- Work to be completed
Copy the lines of the material from the line with "data-point [606,125,616,135]" up to and including the line with "y-tick-label: -10 [83,379,119,404]".

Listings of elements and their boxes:
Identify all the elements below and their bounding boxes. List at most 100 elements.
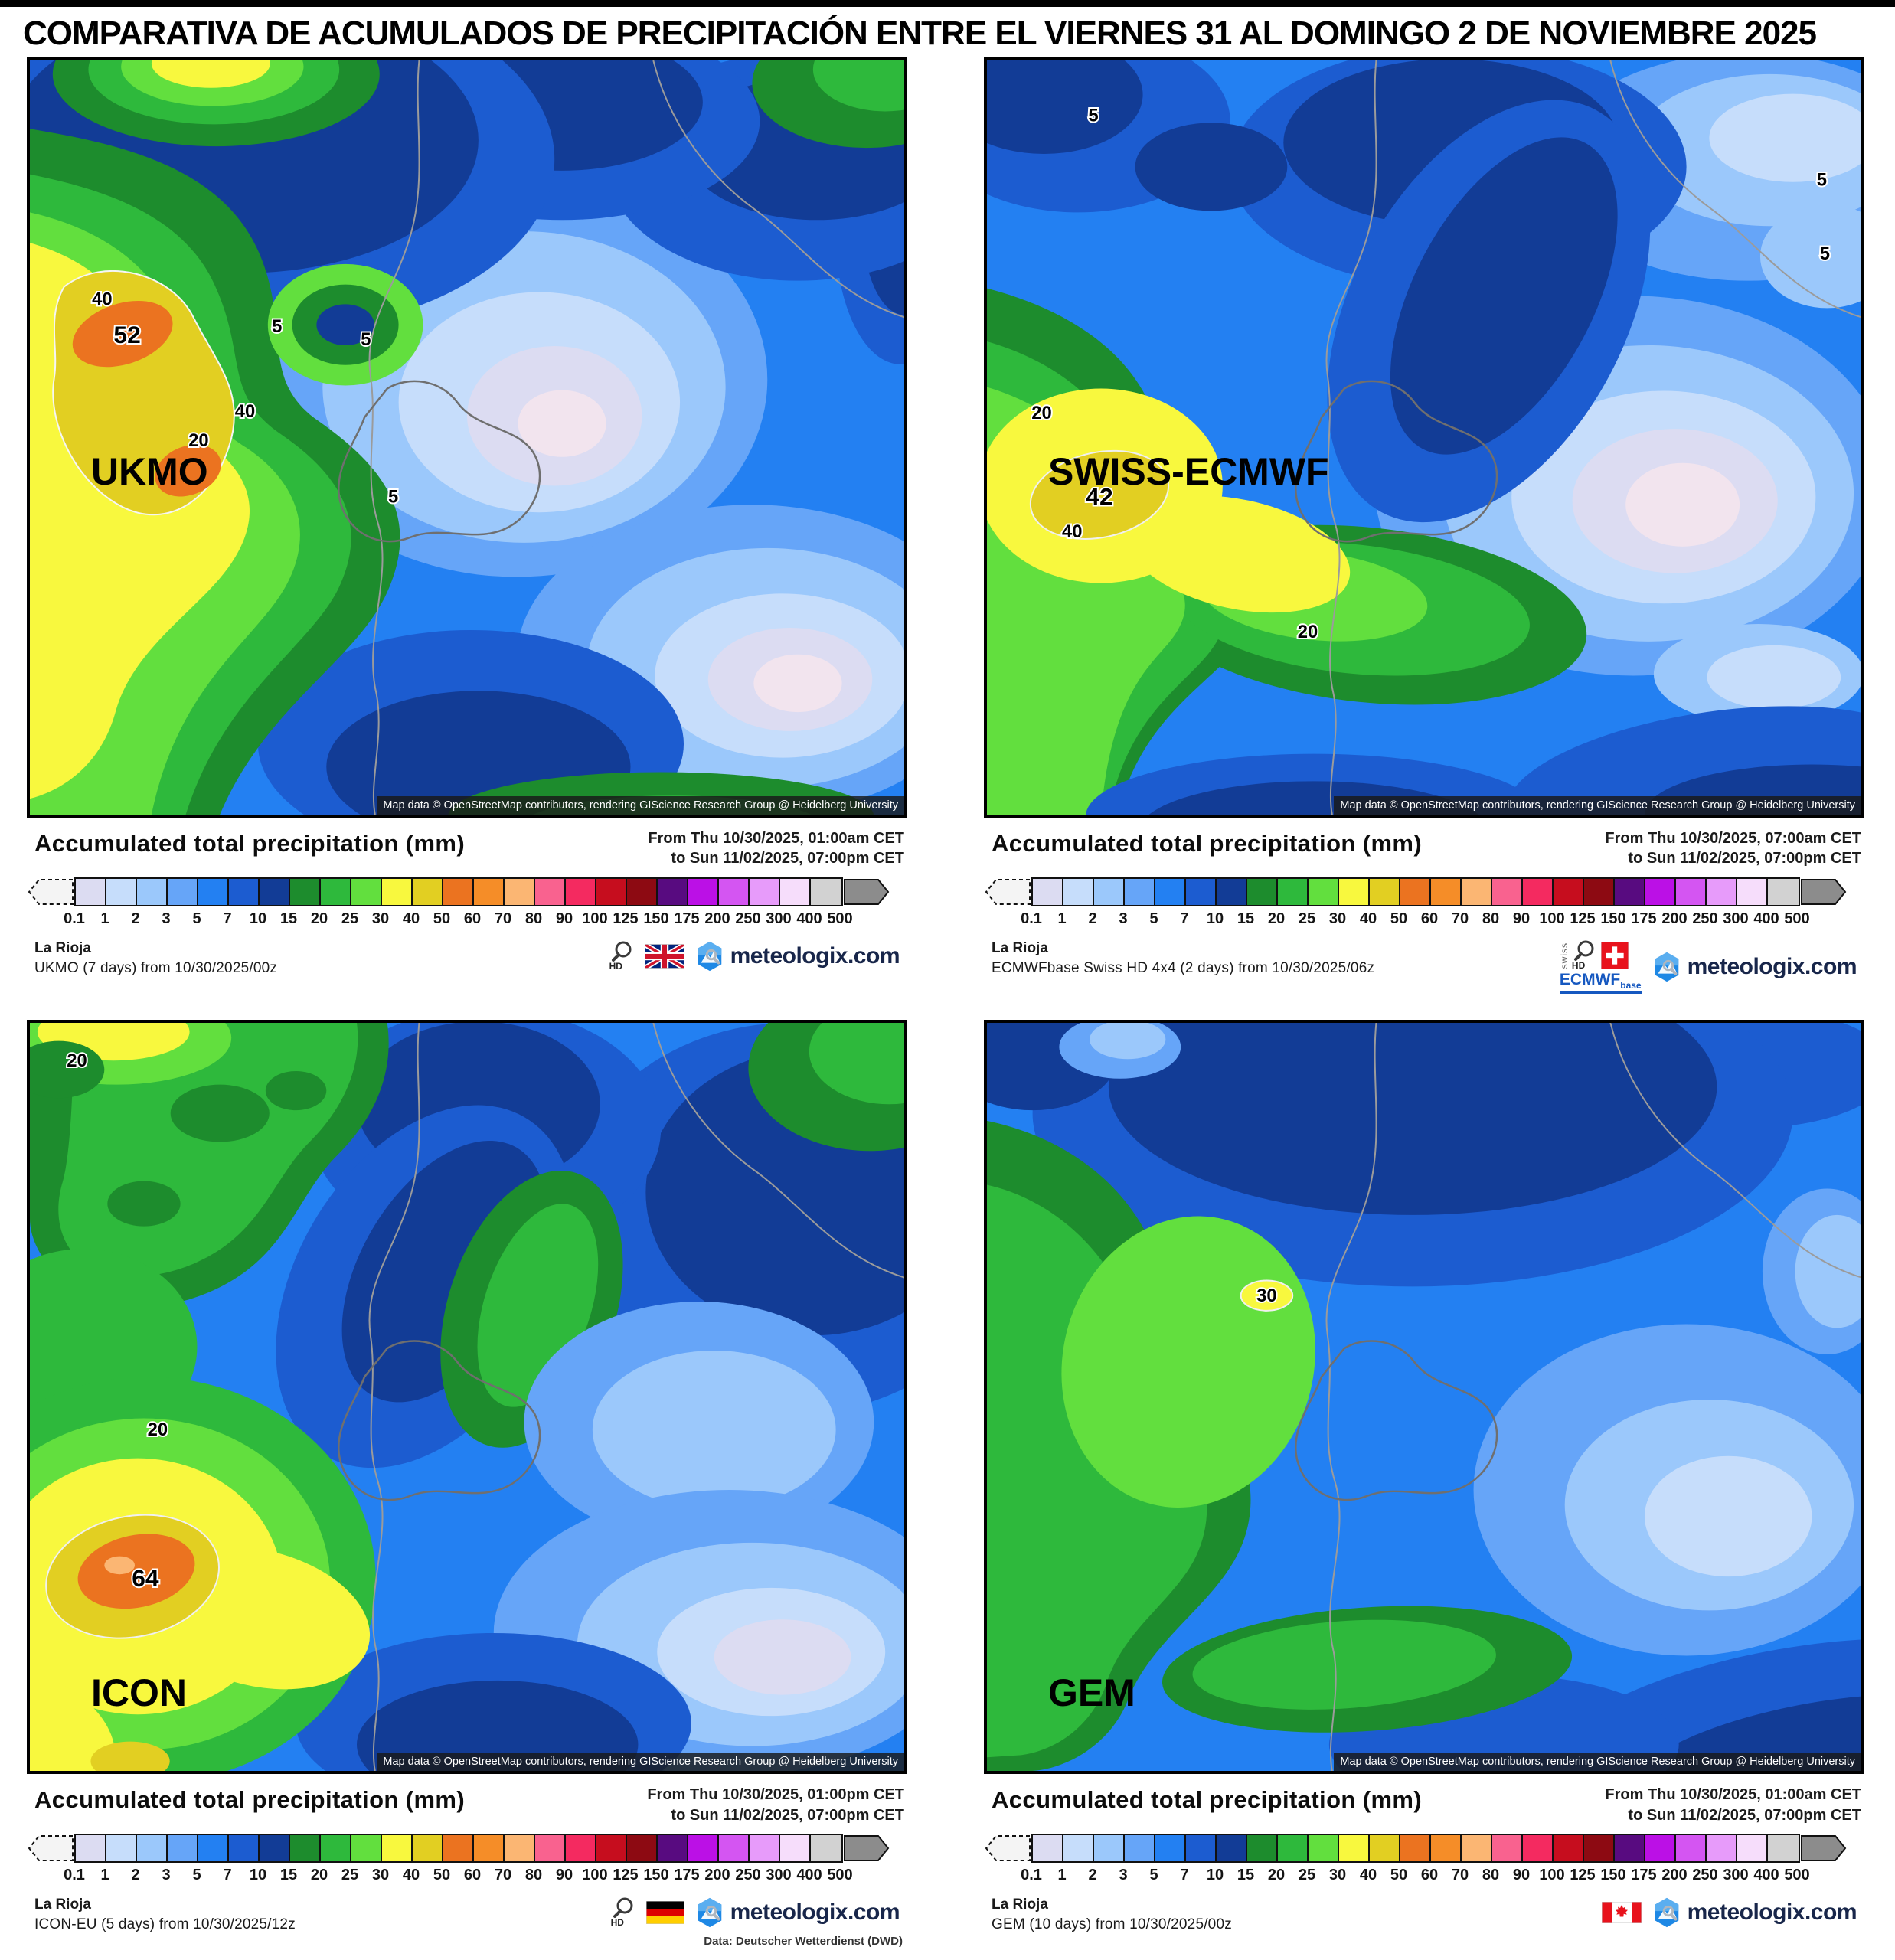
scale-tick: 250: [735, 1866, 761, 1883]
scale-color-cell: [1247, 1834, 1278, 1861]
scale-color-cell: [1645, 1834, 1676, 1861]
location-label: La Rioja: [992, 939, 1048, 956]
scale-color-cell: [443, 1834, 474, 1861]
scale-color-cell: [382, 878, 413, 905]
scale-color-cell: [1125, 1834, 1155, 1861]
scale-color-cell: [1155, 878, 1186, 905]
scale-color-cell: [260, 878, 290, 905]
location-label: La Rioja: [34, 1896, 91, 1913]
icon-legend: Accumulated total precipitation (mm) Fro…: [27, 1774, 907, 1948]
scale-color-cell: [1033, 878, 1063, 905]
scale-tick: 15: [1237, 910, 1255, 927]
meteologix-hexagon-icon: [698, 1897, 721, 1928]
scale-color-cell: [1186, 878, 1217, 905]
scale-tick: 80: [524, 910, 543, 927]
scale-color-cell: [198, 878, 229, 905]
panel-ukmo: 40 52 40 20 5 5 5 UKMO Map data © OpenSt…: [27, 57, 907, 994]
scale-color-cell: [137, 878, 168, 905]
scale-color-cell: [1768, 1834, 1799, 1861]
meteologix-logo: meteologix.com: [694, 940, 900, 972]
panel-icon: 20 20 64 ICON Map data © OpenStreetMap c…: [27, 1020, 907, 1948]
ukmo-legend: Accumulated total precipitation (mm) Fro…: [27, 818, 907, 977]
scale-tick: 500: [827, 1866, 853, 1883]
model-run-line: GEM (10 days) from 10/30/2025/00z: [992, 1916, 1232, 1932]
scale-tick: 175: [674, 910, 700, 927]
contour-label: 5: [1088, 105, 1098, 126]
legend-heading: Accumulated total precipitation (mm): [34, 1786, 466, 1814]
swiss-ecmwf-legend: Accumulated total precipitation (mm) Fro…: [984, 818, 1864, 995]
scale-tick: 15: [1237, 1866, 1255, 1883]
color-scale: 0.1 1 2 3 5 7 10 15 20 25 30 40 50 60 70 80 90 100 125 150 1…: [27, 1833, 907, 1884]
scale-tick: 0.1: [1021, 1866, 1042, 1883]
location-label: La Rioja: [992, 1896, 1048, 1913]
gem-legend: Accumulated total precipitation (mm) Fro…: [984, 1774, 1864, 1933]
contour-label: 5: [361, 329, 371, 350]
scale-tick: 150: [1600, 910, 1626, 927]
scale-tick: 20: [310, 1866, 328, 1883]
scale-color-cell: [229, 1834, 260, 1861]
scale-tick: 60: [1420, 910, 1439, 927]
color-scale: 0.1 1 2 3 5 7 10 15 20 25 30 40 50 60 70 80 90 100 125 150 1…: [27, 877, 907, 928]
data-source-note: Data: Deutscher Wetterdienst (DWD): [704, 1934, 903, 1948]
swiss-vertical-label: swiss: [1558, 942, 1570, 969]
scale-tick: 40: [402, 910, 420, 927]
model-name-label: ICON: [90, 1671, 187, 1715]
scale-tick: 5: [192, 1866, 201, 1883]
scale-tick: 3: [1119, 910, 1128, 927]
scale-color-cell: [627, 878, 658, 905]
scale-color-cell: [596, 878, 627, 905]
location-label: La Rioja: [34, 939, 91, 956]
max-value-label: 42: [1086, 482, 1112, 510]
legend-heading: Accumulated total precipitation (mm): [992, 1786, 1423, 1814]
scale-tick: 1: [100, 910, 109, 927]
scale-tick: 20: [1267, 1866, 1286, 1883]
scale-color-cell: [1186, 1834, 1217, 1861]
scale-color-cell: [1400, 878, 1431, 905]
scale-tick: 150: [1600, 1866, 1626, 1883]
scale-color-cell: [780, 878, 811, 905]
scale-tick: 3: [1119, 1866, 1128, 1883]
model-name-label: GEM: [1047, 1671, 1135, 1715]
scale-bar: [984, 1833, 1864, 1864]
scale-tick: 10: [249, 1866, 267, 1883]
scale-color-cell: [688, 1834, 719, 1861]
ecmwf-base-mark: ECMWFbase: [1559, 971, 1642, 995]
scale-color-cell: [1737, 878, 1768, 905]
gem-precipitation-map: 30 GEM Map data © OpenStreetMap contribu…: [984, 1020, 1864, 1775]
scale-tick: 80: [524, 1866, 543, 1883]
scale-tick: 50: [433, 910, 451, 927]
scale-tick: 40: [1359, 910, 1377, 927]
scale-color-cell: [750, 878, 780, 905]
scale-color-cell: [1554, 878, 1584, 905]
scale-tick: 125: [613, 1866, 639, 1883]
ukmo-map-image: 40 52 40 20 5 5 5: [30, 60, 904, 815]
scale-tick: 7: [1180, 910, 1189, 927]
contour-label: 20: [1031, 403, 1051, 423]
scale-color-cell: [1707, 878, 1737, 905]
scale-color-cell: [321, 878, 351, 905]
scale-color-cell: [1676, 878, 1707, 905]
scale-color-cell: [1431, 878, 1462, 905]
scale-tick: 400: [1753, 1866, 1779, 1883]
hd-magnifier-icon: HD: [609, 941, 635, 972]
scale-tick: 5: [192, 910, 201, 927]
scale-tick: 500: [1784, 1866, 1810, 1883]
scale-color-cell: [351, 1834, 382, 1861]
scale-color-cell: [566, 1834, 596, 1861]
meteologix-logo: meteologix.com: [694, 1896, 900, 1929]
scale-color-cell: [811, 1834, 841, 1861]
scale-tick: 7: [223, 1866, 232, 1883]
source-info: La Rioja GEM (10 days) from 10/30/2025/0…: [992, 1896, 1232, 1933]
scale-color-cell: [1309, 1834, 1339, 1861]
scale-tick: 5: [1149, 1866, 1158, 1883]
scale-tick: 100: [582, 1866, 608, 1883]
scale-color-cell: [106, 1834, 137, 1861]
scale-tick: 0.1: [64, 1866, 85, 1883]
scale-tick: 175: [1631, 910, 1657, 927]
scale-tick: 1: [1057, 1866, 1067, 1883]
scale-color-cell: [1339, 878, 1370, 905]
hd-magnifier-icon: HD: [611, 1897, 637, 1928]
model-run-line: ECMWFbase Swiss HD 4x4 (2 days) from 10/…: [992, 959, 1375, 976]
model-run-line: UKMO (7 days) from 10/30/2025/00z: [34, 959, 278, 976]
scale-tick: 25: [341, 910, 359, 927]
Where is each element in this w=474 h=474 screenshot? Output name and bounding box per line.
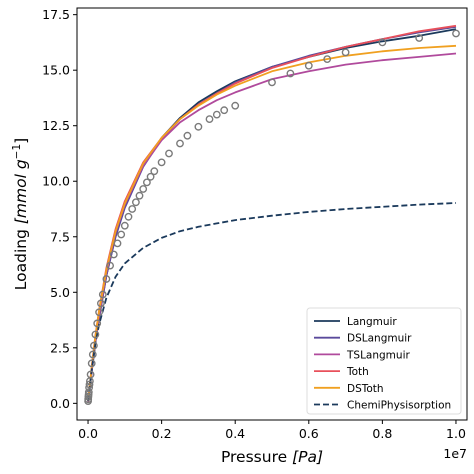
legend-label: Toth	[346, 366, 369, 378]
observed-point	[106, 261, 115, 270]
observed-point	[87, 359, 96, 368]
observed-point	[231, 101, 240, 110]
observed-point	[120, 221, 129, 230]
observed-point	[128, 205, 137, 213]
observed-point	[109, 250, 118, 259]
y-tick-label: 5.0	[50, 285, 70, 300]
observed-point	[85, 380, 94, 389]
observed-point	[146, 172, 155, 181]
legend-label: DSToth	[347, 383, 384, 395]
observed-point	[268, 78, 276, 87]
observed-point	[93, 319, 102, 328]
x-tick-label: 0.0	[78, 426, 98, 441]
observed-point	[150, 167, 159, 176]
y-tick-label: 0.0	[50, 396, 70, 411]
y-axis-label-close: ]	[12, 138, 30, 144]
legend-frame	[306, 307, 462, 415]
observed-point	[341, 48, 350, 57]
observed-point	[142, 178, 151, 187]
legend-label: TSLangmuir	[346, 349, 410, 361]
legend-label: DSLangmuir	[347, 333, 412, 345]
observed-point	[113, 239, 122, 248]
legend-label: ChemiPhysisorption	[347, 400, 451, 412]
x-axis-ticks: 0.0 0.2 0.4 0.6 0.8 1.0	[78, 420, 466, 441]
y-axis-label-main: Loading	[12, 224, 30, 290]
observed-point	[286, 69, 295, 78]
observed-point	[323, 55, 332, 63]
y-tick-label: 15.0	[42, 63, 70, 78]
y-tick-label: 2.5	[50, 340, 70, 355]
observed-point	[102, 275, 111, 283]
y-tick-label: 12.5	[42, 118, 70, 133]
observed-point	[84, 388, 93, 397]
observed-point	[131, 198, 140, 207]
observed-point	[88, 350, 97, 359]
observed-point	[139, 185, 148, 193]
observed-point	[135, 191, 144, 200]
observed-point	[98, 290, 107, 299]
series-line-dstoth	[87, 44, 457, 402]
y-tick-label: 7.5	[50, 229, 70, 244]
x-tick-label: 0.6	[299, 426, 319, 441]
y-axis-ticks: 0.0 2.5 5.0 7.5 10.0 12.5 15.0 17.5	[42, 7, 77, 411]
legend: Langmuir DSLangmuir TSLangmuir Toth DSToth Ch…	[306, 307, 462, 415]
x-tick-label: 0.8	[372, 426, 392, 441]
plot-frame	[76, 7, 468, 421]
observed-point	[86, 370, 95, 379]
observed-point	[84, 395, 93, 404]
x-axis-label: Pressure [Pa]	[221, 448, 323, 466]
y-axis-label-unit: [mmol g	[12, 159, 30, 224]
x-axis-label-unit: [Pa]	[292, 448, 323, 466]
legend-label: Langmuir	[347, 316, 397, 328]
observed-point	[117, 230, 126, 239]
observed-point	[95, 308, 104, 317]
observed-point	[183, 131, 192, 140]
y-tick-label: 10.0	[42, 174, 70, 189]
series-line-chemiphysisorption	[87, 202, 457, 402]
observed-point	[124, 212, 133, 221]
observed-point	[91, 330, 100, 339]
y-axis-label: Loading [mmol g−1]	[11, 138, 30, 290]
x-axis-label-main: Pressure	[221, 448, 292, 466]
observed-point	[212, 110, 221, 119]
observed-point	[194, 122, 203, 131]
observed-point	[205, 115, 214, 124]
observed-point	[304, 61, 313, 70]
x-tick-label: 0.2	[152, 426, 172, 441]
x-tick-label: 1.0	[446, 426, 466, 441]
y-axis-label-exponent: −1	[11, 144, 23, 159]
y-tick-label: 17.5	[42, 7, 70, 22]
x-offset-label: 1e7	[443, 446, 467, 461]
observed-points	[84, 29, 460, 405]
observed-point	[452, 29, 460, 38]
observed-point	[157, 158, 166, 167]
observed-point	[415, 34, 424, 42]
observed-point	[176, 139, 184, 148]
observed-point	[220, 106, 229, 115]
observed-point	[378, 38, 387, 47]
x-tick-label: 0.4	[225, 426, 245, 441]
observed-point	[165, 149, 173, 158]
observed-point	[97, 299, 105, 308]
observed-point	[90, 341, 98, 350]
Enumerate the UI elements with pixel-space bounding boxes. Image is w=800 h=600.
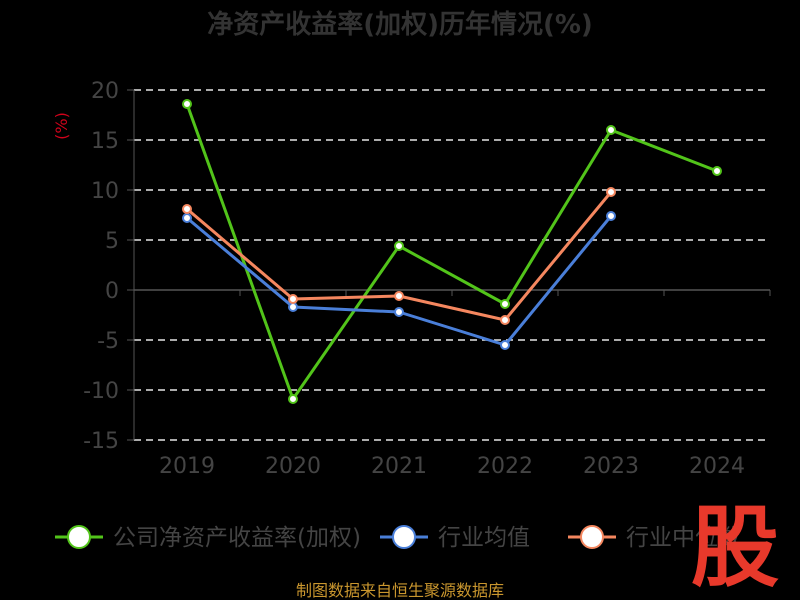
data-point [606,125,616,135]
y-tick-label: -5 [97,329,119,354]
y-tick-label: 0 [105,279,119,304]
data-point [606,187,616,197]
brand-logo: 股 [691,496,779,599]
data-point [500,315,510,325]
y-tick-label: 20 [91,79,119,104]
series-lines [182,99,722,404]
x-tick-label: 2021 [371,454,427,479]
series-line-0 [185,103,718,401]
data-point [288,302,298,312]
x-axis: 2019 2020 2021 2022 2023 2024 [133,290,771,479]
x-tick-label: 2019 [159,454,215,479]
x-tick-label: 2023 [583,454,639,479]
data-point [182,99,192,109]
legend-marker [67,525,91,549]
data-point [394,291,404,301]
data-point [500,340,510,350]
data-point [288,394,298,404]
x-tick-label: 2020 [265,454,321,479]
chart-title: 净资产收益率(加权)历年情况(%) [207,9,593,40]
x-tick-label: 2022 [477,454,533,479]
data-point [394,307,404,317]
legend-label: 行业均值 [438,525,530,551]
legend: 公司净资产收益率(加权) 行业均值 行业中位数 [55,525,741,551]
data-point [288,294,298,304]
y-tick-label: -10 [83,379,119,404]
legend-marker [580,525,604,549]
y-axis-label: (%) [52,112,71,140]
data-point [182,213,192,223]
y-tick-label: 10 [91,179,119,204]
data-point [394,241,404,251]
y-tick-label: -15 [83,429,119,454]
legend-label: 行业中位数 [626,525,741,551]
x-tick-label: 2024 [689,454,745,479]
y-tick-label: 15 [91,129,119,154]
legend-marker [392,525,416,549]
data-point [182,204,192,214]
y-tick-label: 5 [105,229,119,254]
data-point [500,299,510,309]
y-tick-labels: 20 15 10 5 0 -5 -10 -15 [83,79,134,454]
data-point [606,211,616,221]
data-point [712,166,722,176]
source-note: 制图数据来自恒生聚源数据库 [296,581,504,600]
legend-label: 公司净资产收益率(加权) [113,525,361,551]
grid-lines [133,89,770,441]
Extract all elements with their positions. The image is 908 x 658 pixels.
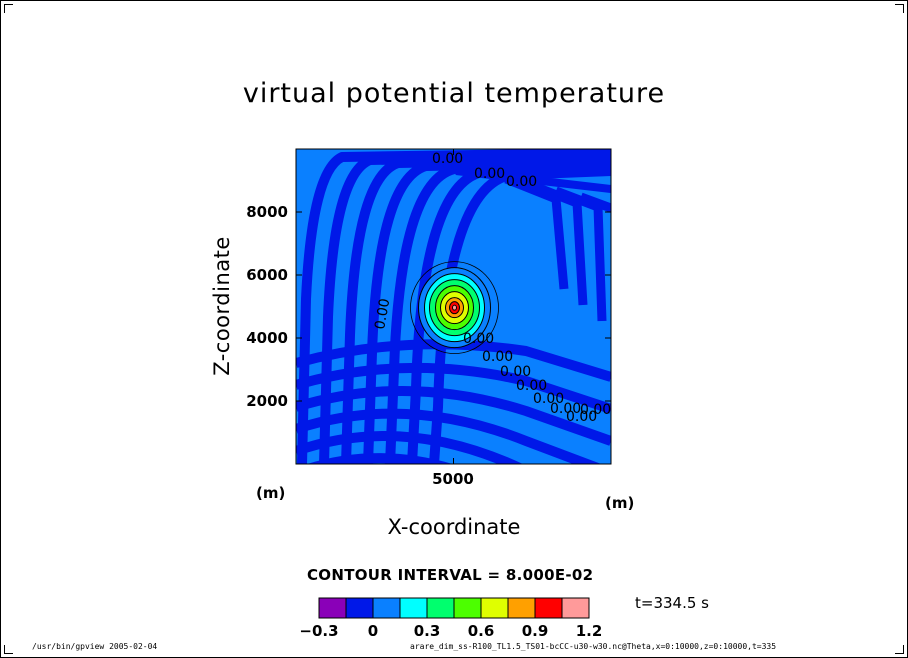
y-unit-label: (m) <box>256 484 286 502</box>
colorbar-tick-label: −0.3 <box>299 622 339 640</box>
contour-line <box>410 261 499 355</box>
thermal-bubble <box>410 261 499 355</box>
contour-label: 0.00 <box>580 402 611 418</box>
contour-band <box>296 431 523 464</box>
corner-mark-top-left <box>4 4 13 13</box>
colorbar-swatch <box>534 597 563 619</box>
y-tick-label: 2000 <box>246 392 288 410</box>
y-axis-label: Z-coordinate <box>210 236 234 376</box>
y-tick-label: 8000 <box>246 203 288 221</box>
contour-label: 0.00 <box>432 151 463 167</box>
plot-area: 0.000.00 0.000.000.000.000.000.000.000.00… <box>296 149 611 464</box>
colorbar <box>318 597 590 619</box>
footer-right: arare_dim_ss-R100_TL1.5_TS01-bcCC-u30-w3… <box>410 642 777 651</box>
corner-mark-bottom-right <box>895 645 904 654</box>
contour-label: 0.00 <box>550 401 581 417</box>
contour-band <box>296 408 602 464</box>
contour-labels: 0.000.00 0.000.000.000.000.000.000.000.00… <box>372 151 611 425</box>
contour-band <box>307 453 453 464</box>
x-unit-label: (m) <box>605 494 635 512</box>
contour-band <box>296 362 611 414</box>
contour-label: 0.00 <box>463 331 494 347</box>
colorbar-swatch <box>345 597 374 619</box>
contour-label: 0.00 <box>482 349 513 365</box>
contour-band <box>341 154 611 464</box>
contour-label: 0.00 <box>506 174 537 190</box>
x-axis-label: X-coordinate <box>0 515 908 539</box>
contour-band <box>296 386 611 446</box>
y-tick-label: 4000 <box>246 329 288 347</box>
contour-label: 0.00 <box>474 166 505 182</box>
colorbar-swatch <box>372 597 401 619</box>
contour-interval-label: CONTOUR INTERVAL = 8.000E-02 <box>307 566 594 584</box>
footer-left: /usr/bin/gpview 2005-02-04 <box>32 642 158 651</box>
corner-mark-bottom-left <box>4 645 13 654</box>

- Written solution
data-point [606,125,616,135]
y-tick-label: -5 [97,329,119,354]
y-tick-label: 0 [105,279,119,304]
data-point [606,187,616,197]
brand-logo: 股 [691,496,779,599]
data-point [500,315,510,325]
y-tick-label: 20 [91,79,119,104]
series-lines [182,99,722,404]
x-tick-label: 2021 [371,454,427,479]
series-line-0 [185,103,718,401]
data-point [288,302,298,312]
x-axis: 2019 2020 2021 2022 2023 2024 [133,290,771,479]
x-tick-label: 2019 [159,454,215,479]
x-tick-label: 2023 [583,454,639,479]
data-point [182,99,192,109]
legend-marker [67,525,91,549]
data-point [394,291,404,301]
data-point [500,340,510,350]
data-point [288,394,298,404]
x-tick-label: 2020 [265,454,321,479]
chart-title: 净资产收益率(加权)历年情况(%) [207,9,593,40]
x-tick-label: 2022 [477,454,533,479]
data-point [394,307,404,317]
legend-label: 行业均值 [438,525,530,551]
legend: 公司净资产收益率(加权) 行业均值 行业中位数 [55,525,741,551]
data-point [288,294,298,304]
y-tick-label: -10 [83,379,119,404]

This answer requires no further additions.